> Objective
Find every line with the word "chevron". Copy those lines.

▬▬▬

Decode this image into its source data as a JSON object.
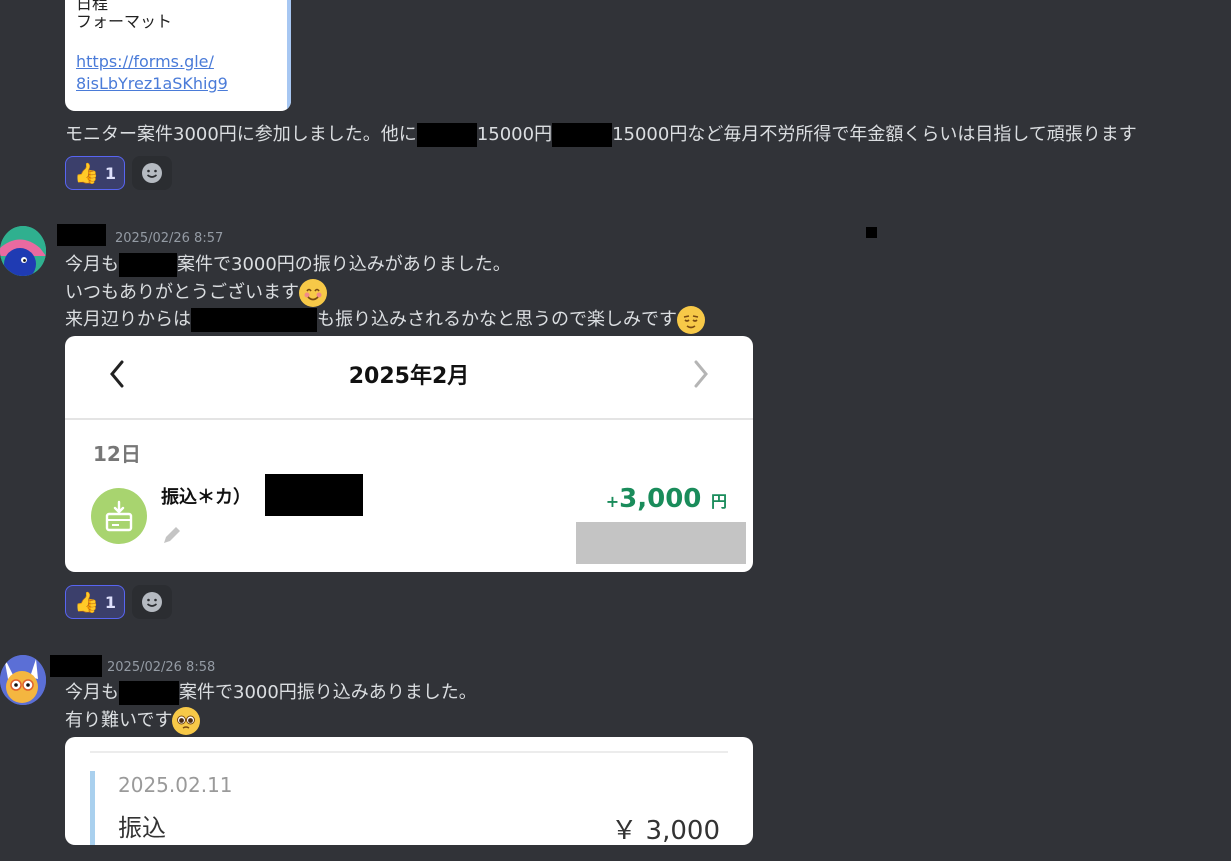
{
  "top_embed": {
    "line1": "フォーマット",
    "link_line1": "https://forms.gle/",
    "link_line2": "8isLbYrez1aSKhig9"
  },
  "messages": [
    {
      "text_a": "モニター案件3000円に参加しました。他に",
      "text_b": "15000円",
      "text_c": "15000円など毎月不労所得で年金額くらいは目指して頑張ります",
      "reaction_count": "1"
    },
    {
      "timestamp": "2025/02/26 8:57",
      "line1_a": "今月も",
      "line1_b": "案件で3000円の振り込みがありました。",
      "line2": "いつもありがとうございます",
      "line3_a": "来月辺りからは",
      "line3_b": "も振り込みされるかなと思うので楽しみです",
      "reaction_count": "1"
    },
    {
      "timestamp": "2025/02/26 8:58",
      "line1_a": "今月も",
      "line1_b": "案件で3000円振り込みありました。",
      "line2": "有り難いです"
    }
  ],
  "bank_card_1": {
    "month": "2025年2月",
    "day": "12日",
    "description": "振込＊カ）",
    "amount_sign": "+",
    "amount": "3,000",
    "currency": "円",
    "prev_icon": "chevron-left-icon",
    "next_icon": "chevron-right-icon"
  },
  "bank_card_2": {
    "date": "2025.02.11",
    "type": "振込",
    "amount": "￥ 3,000"
  },
  "colors": {
    "background": "#313338",
    "text": "#dbdee1",
    "link": "#4a7bd8",
    "amount_green": "#1a8c5b",
    "reaction_border": "#5865f2"
  }
}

▬▬▬

> Response
    "prev_icon": "chevron-left-icon",
    "next_icon": "chevron-right-icon"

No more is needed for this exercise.